### Task instructions
Write out the whole listing word for word.

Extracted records
+++

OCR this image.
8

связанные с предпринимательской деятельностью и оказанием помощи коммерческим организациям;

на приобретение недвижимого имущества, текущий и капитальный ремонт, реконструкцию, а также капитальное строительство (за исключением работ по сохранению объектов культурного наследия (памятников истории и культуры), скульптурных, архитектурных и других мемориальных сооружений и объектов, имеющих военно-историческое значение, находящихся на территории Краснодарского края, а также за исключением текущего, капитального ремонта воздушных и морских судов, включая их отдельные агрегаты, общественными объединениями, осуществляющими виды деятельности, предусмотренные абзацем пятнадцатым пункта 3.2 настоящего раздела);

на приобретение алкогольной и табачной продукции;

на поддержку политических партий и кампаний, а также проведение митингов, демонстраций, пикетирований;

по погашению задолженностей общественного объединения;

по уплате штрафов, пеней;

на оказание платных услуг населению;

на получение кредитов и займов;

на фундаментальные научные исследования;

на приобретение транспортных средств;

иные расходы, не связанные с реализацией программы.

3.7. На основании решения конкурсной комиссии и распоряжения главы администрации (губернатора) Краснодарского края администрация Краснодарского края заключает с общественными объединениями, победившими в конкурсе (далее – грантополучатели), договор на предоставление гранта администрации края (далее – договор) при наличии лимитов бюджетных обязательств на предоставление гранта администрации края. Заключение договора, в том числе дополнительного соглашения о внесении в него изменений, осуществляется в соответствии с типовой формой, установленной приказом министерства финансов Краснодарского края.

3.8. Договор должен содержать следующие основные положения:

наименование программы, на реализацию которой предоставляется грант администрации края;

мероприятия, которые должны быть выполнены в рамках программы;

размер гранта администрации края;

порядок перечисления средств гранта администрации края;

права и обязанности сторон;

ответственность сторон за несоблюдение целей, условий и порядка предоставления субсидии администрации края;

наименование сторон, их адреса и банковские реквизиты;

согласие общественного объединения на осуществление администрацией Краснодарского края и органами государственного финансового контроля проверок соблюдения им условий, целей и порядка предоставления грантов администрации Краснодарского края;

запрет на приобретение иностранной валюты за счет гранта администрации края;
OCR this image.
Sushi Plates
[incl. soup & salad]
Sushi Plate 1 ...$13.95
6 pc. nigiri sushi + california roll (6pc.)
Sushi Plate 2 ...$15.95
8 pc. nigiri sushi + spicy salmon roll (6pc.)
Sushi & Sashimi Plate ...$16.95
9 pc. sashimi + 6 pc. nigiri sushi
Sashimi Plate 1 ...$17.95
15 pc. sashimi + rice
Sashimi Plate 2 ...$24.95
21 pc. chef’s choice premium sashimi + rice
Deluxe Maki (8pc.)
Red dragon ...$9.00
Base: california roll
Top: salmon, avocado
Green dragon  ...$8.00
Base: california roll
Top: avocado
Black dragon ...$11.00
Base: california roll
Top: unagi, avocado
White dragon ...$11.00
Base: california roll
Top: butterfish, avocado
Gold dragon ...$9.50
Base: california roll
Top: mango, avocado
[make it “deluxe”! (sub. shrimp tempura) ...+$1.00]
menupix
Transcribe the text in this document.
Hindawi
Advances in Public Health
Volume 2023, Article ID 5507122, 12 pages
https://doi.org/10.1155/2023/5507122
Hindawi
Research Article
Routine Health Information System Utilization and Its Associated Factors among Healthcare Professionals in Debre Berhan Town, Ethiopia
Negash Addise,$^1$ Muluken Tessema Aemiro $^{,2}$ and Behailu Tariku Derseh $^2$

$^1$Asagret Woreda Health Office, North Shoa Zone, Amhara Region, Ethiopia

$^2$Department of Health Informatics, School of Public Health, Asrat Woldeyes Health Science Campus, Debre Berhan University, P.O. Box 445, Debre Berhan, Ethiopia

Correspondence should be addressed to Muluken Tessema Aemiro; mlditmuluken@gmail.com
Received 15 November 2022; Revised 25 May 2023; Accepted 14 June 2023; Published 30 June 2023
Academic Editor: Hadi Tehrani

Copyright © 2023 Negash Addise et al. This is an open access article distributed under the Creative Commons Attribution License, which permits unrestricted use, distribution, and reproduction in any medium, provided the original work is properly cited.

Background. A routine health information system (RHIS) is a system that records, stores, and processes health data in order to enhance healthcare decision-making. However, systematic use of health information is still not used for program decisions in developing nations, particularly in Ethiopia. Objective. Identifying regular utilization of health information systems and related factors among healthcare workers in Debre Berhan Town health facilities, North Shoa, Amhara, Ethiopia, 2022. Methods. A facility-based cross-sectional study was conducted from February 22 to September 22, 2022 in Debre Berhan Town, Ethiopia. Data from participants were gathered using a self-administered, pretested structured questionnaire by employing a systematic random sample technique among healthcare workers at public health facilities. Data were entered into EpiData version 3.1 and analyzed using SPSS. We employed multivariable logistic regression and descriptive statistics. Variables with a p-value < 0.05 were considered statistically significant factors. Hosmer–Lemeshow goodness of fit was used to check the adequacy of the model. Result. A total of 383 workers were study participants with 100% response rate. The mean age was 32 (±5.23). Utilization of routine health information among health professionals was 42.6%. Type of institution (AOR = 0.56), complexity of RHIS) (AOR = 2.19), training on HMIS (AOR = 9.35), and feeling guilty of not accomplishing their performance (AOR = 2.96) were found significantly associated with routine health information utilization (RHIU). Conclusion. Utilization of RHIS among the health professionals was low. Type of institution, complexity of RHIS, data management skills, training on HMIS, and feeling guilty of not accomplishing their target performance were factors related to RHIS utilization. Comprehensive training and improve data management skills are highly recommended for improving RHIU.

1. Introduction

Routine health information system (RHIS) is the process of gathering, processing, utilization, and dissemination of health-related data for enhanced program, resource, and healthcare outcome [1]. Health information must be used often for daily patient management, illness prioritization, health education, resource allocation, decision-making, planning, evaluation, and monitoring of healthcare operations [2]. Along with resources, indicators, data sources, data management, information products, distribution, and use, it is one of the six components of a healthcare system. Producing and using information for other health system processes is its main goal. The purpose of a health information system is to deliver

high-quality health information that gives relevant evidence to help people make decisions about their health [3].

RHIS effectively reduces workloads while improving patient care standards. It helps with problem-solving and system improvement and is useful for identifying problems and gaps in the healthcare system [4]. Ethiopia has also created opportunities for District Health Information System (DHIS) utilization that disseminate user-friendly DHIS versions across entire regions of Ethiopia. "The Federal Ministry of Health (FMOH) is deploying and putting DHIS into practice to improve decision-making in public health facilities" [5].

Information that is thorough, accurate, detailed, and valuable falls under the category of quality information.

+++

### Written response
OCR this image.
8

связанные с предпринимательской деятельностью и оказанием помощи коммерческим организациям;

на приобретение недвижимого имущества, текущий и капитальный ремонт, реконструкцию, а также капитальное строительство (за исключением работ по сохранению объектов культурного наследия (памятников истории и культуры), скульптурных, архитектурных и других мемориальных сооружений и объектов, имеющих военно-историческое значение, находящихся на территории Краснодарского края, а также за исключением текущего, капитального ремонта воздушных и морских судов, включая их отдельные агрегаты, общественными объединениями, осуществляющими виды деятельности, предусмотренные абзацем пятнадцатым пункта 3.2 настоящего раздела);

на приобретение алкогольной и табачной продукции;

на поддержку политических партий и кампаний, а также проведение митингов, демонстраций, пикетирований;

по погашению задолженностей общественного объединения;

по уплате штрафов, пеней;

на оказание платных услуг населению;

на получение кредитов и займов;

на фундаментальные научные исследования;

на приобретение транспортных средств;

иные расходы, не связанные с реализацией программы.

3.7. На основании решения конкурсной комиссии и распоряжения главы администрации (губернатора) Краснодарского края администрация Краснодарского края заключает с общественными объединениями, победившими в конкурсе (далее – грантополучатели), договор на предоставление гранта администрации края (далее – договор) при наличии лимитов бюджетных обязательств на предоставление гранта администрации края. Заключение договора, в том числе дополнительного соглашения о внесении в него изменений, осуществляется в соответствии с типовой формой, установленной приказом министерства финансов Краснодарского края.

3.8. Договор должен содержать следующие основные положения:

наименование программы, на реализацию которой предоставляется грант администрации края;

мероприятия, которые должны быть выполнены в рамках программы;

размер гранта администрации края;

порядок перечисления средств гранта администрации края;

права и обязанности сторон;

ответственность сторон за несоблюдение целей, условий и порядка предоставления субсидии администрации края;

наименование сторон, их адреса и банковские реквизиты;

согласие общественного объединения на осуществление администрацией Краснодарского края и органами государственного финансового контроля проверок соблюдения им условий, целей и порядка предоставления грантов администрации Краснодарского края;

запрет на приобретение иностранной валюты за счет гранта администрации края;
OCR this image.
Sushi Plates
[incl. soup & salad]
Sushi Plate 1 ...$13.95
6 pc. nigiri sushi + california roll (6pc.)
Sushi Plate 2 ...$15.95
8 pc. nigiri sushi + spicy salmon roll (6pc.)
Sushi & Sashimi Plate ...$16.95
9 pc. sashimi + 6 pc. nigiri sushi
Sashimi Plate 1 ...$17.95
15 pc. sashimi + rice
Sashimi Plate 2 ...$24.95
21 pc. chef’s choice premium sashimi + rice
Deluxe Maki (8pc.)
Red dragon ...$9.00
Base: california roll
Top: salmon, avocado
Green dragon  ...$8.00
Base: california roll
Top: avocado
Black dragon ...$11.00
Base: california roll
Top: unagi, avocado
White dragon ...$11.00
Base: california roll
Top: butterfish, avocado
Gold dragon ...$9.50
Base: california roll
Top: mango, avocado
[make it “deluxe”! (sub. shrimp tempura) ...+$1.00]
menupix
Transcribe the text in this document.
Hindawi
Advances in Public Health
Volume 2023, Article ID 5507122, 12 pages
https://doi.org/10.1155/2023/5507122
Hindawi
Research Article
Routine Health Information System Utilization and Its Associated Factors among Healthcare Professionals in Debre Berhan Town, Ethiopia
Negash Addise,$^1$ Muluken Tessema Aemiro $^{,2}$ and Behailu Tariku Derseh $^2$

$^1$Asagret Woreda Health Office, North Shoa Zone, Amhara Region, Ethiopia

$^2$Department of Health Informatics, School of Public Health, Asrat Woldeyes Health Science Campus, Debre Berhan University, P.O. Box 445, Debre Berhan, Ethiopia

Correspondence should be addressed to Muluken Tessema Aemiro; mlditmuluken@gmail.com
Received 15 November 2022; Revised 25 May 2023; Accepted 14 June 2023; Published 30 June 2023
Academic Editor: Hadi Tehrani

Copyright © 2023 Negash Addise et al. This is an open access article distributed under the Creative Commons Attribution License, which permits unrestricted use, distribution, and reproduction in any medium, provided the original work is properly cited.

Background. A routine health information system (RHIS) is a system that records, stores, and processes health data in order to enhance healthcare decision-making. However, systematic use of health information is still not used for program decisions in developing nations, particularly in Ethiopia. Objective. Identifying regular utilization of health information systems and related factors among healthcare workers in Debre Berhan Town health facilities, North Shoa, Amhara, Ethiopia, 2022. Methods. A facility-based cross-sectional study was conducted from February 22 to September 22, 2022 in Debre Berhan Town, Ethiopia. Data from participants were gathered using a self-administered, pretested structured questionnaire by employing a systematic random sample technique among healthcare workers at public health facilities. Data were entered into EpiData version 3.1 and analyzed using SPSS. We employed multivariable logistic regression and descriptive statistics. Variables with a p-value < 0.05 were considered statistically significant factors. Hosmer–Lemeshow goodness of fit was used to check the adequacy of the model. Result. A total of 383 workers were study participants with 100% response rate. The mean age was 32 (±5.23). Utilization of routine health information among health professionals was 42.6%. Type of institution (AOR = 0.56), complexity of RHIS) (AOR = 2.19), training on HMIS (AOR = 9.35), and feeling guilty of not accomplishing their performance (AOR = 2.96) were found significantly associated with routine health information utilization (RHIU). Conclusion. Utilization of RHIS among the health professionals was low. Type of institution, complexity of RHIS, data management skills, training on HMIS, and feeling guilty of not accomplishing their target performance were factors related to RHIS utilization. Comprehensive training and improve data management skills are highly recommended for improving RHIU.

1. Introduction

Routine health information system (RHIS) is the process of gathering, processing, utilization, and dissemination of health-related data for enhanced program, resource, and healthcare outcome [1]. Health information must be used often for daily patient management, illness prioritization, health education, resource allocation, decision-making, planning, evaluation, and monitoring of healthcare operations [2]. Along with resources, indicators, data sources, data management, information products, distribution, and use, it is one of the six components of a healthcare system. Producing and using information for other health system processes is its main goal. The purpose of a health information system is to deliver

high-quality health information that gives relevant evidence to help people make decisions about their health [3].

RHIS effectively reduces workloads while improving patient care standards. It helps with problem-solving and system improvement and is useful for identifying problems and gaps in the healthcare system [4]. Ethiopia has also created opportunities for District Health Information System (DHIS) utilization that disseminate user-friendly DHIS versions across entire regions of Ethiopia. "The Federal Ministry of Health (FMOH) is deploying and putting DHIS into practice to improve decision-making in public health facilities" [5].

Information that is thorough, accurate, detailed, and valuable falls under the category of quality information.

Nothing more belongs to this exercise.